> _YOUR TASK_
Copy out the listing that follows, exact in every word, and skip the images.
— start of THE RECORDS —
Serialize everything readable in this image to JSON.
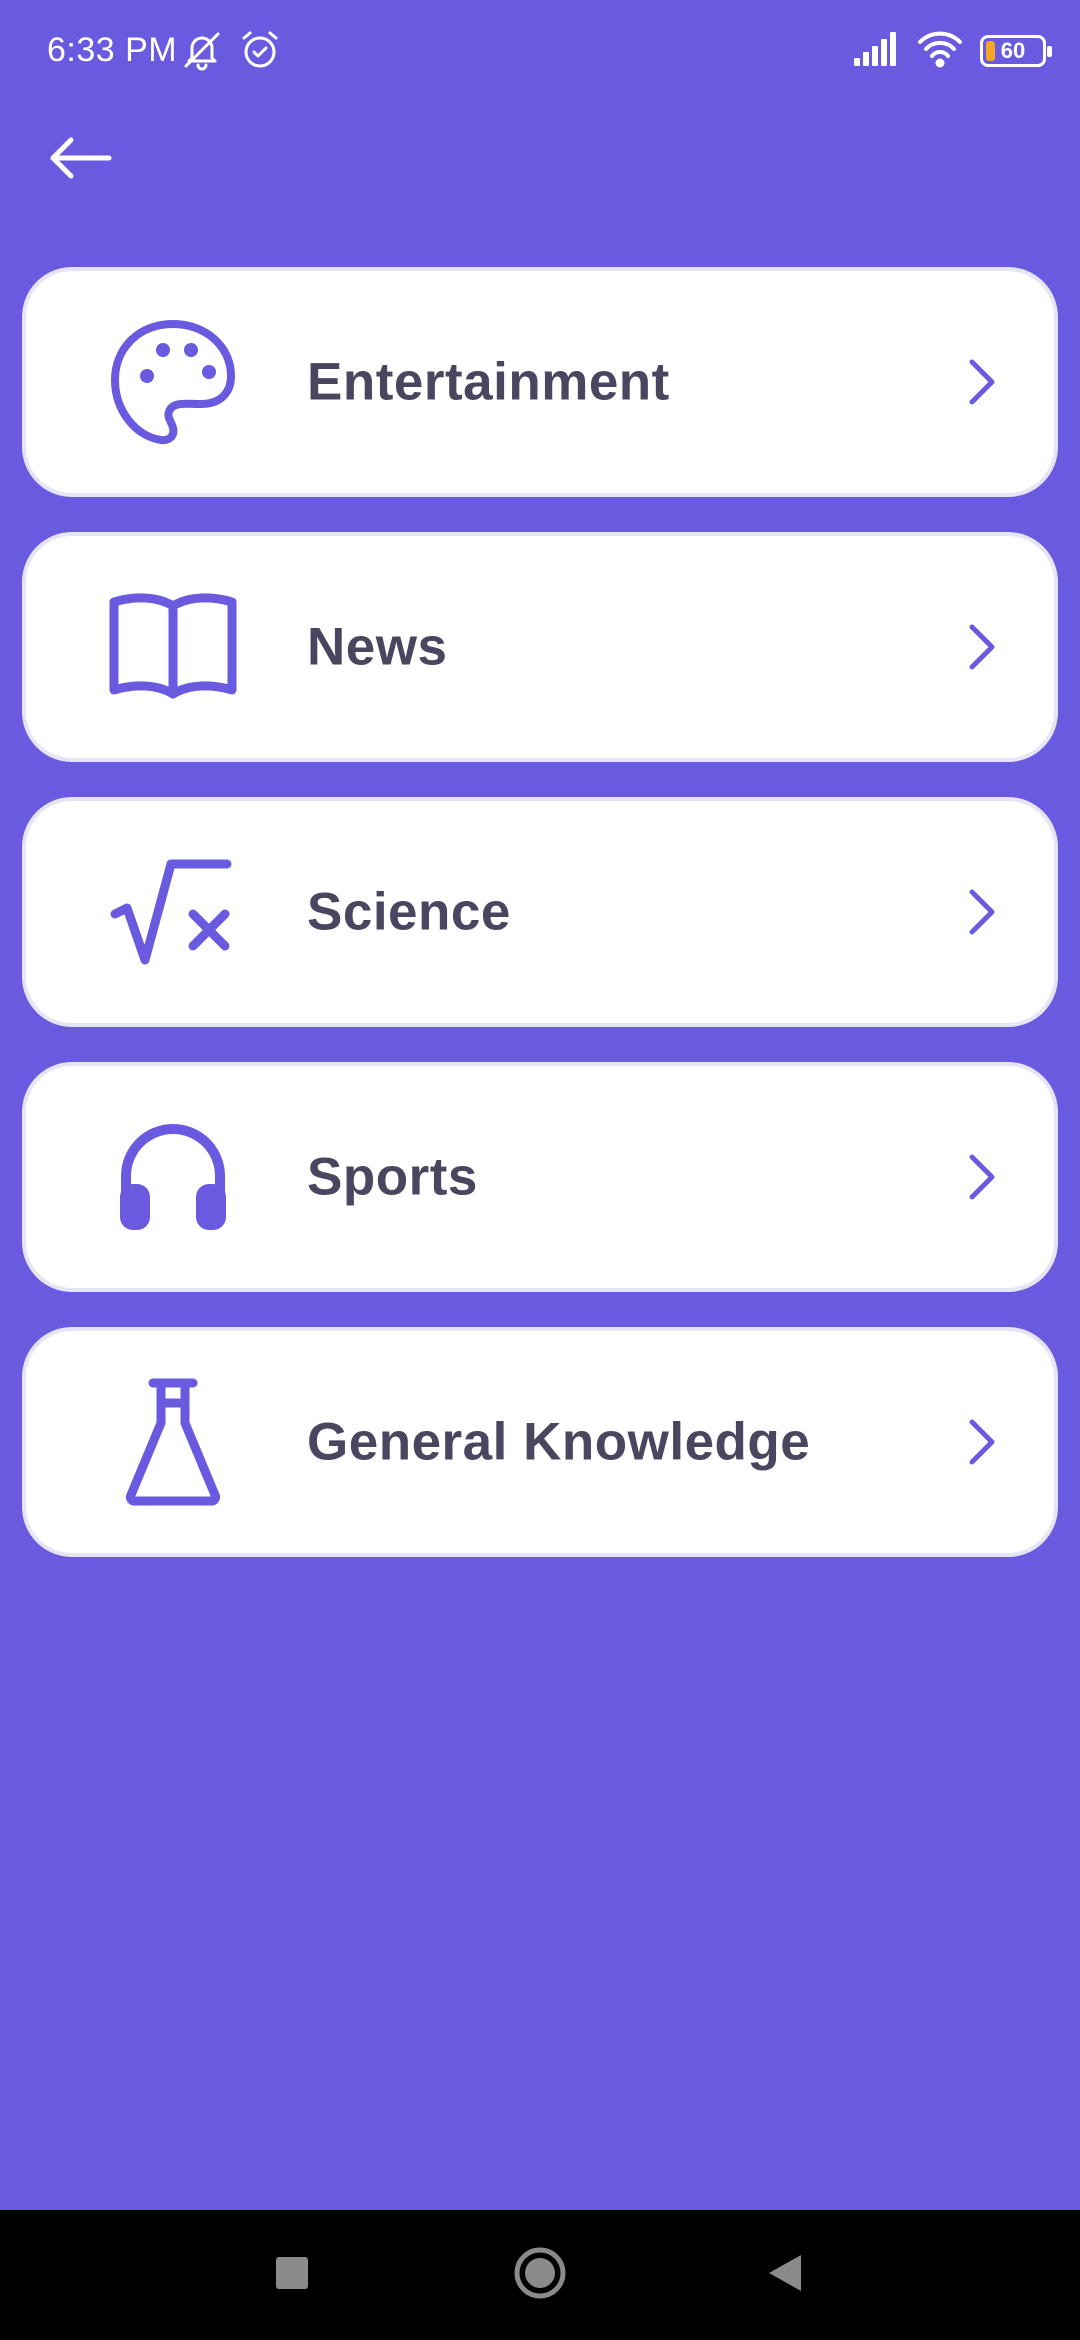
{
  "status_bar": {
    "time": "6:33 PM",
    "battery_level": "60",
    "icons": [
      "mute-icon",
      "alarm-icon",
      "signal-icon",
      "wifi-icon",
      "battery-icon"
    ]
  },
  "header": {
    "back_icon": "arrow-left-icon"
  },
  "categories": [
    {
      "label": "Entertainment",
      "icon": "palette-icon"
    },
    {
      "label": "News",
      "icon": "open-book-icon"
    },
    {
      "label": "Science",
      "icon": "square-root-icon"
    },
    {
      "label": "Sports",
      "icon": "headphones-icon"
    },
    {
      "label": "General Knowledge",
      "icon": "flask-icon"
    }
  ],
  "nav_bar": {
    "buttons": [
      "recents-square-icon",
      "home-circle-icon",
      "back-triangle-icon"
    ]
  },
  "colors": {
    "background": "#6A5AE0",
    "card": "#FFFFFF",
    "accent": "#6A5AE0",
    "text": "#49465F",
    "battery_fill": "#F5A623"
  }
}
— end of THE RECORDS —
> _RESULT OF THE TASK_
Serialize everything readable in this image to JSON.
{
  "status_bar": {
    "time": "6:33 PM",
    "battery_level": "60",
    "icons": [
      "mute-icon",
      "alarm-icon",
      "signal-icon",
      "wifi-icon",
      "battery-icon"
    ]
  },
  "header": {
    "back_icon": "arrow-left-icon"
  },
  "categories": [
    {
      "label": "Entertainment",
      "icon": "palette-icon"
    },
    {
      "label": "News",
      "icon": "open-book-icon"
    },
    {
      "label": "Science",
      "icon": "square-root-icon"
    },
    {
      "label": "Sports",
      "icon": "headphones-icon"
    },
    {
      "label": "General Knowledge",
      "icon": "flask-icon"
    }
  ],
  "nav_bar": {
    "buttons": [
      "recents-square-icon",
      "home-circle-icon",
      "back-triangle-icon"
    ]
  },
  "colors": {
    "background": "#6A5AE0",
    "card": "#FFFFFF",
    "accent": "#6A5AE0",
    "text": "#49465F",
    "battery_fill": "#F5A623"
  }
}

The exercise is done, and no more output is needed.